## Short problem:
Output all the data exactly. Pictures do not belong in the copy.

* * * * * * * * *

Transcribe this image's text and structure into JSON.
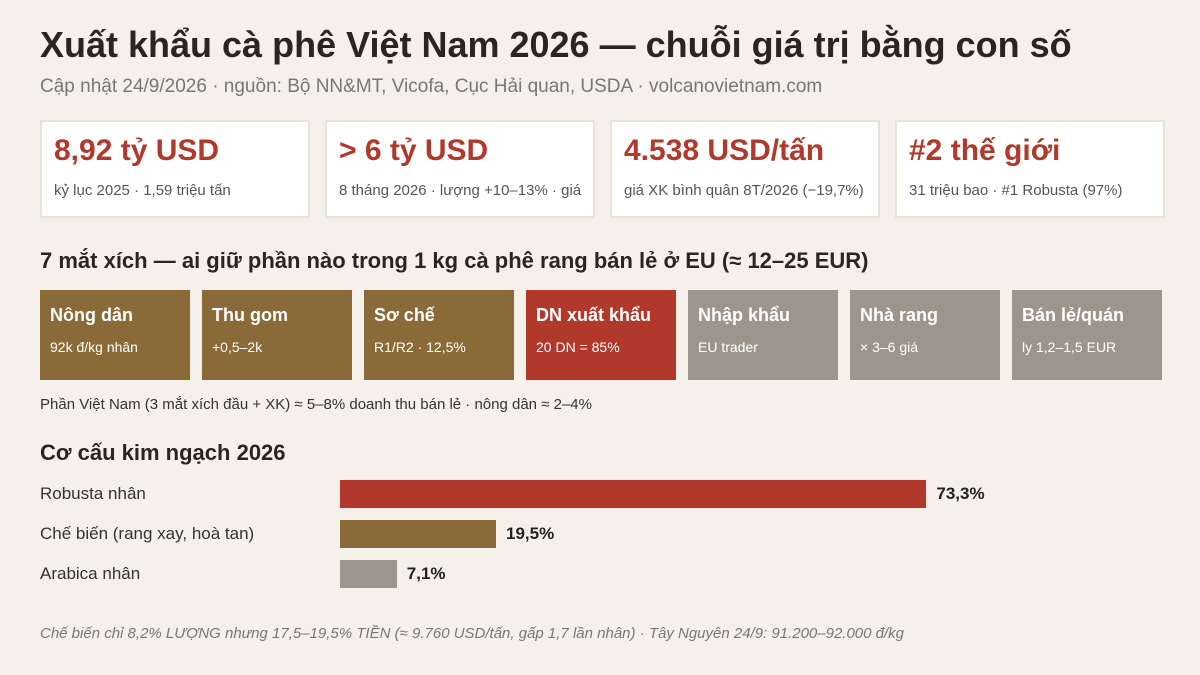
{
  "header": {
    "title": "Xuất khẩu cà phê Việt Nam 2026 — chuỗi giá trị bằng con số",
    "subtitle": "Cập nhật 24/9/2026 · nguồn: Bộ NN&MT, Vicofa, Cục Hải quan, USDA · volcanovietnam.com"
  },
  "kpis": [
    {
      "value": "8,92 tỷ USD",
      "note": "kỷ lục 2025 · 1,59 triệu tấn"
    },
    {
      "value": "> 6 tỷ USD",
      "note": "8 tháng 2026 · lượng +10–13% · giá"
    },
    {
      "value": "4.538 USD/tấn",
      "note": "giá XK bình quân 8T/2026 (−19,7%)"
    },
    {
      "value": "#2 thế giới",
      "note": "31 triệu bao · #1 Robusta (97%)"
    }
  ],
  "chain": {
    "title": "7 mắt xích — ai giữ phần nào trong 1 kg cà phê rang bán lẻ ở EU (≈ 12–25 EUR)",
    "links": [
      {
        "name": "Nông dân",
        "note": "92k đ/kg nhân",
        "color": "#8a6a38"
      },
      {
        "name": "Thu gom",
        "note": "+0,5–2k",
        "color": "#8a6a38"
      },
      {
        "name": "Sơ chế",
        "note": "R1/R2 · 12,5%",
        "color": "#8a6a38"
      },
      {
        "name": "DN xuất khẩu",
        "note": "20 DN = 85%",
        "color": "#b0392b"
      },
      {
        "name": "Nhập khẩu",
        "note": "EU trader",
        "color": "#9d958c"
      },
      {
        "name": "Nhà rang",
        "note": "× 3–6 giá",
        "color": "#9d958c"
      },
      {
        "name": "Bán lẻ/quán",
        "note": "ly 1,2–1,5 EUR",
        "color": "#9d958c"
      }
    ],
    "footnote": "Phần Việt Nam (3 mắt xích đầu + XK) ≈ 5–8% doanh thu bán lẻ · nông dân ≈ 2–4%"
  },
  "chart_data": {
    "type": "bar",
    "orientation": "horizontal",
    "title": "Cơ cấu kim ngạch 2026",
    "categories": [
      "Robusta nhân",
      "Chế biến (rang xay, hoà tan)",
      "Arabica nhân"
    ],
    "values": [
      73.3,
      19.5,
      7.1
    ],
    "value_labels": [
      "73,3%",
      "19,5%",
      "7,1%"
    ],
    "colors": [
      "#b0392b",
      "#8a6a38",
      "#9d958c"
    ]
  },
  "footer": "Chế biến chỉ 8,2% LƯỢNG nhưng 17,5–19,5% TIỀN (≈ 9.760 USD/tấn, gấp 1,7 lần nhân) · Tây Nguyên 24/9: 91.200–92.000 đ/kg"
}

* * * * * * * * *

## Completed exercise:
Transcribe this image's text and structure into JSON.
{
  "header": {
    "title": "Xuất khẩu cà phê Việt Nam 2026 — chuỗi giá trị bằng con số",
    "subtitle": "Cập nhật 24/9/2026 · nguồn: Bộ NN&MT, Vicofa, Cục Hải quan, USDA · volcanovietnam.com"
  },
  "kpis": [
    {
      "value": "8,92 tỷ USD",
      "note": "kỷ lục 2025 · 1,59 triệu tấn"
    },
    {
      "value": "> 6 tỷ USD",
      "note": "8 tháng 2026 · lượng +10–13% · giá"
    },
    {
      "value": "4.538 USD/tấn",
      "note": "giá XK bình quân 8T/2026 (−19,7%)"
    },
    {
      "value": "#2 thế giới",
      "note": "31 triệu bao · #1 Robusta (97%)"
    }
  ],
  "chain": {
    "title": "7 mắt xích — ai giữ phần nào trong 1 kg cà phê rang bán lẻ ở EU (≈ 12–25 EUR)",
    "links": [
      {
        "name": "Nông dân",
        "note": "92k đ/kg nhân",
        "color": "#8a6a38"
      },
      {
        "name": "Thu gom",
        "note": "+0,5–2k",
        "color": "#8a6a38"
      },
      {
        "name": "Sơ chế",
        "note": "R1/R2 · 12,5%",
        "color": "#8a6a38"
      },
      {
        "name": "DN xuất khẩu",
        "note": "20 DN = 85%",
        "color": "#b0392b"
      },
      {
        "name": "Nhập khẩu",
        "note": "EU trader",
        "color": "#9d958c"
      },
      {
        "name": "Nhà rang",
        "note": "× 3–6 giá",
        "color": "#9d958c"
      },
      {
        "name": "Bán lẻ/quán",
        "note": "ly 1,2–1,5 EUR",
        "color": "#9d958c"
      }
    ],
    "footnote": "Phần Việt Nam (3 mắt xích đầu + XK) ≈ 5–8% doanh thu bán lẻ · nông dân ≈ 2–4%"
  },
  "chart_data": {
    "type": "bar",
    "orientation": "horizontal",
    "title": "Cơ cấu kim ngạch 2026",
    "categories": [
      "Robusta nhân",
      "Chế biến (rang xay, hoà tan)",
      "Arabica nhân"
    ],
    "values": [
      73.3,
      19.5,
      7.1
    ],
    "value_labels": [
      "73,3%",
      "19,5%",
      "7,1%"
    ],
    "colors": [
      "#b0392b",
      "#8a6a38",
      "#9d958c"
    ]
  },
  "footer": "Chế biến chỉ 8,2% LƯỢNG nhưng 17,5–19,5% TIỀN (≈ 9.760 USD/tấn, gấp 1,7 lần nhân) · Tây Nguyên 24/9: 91.200–92.000 đ/kg"
}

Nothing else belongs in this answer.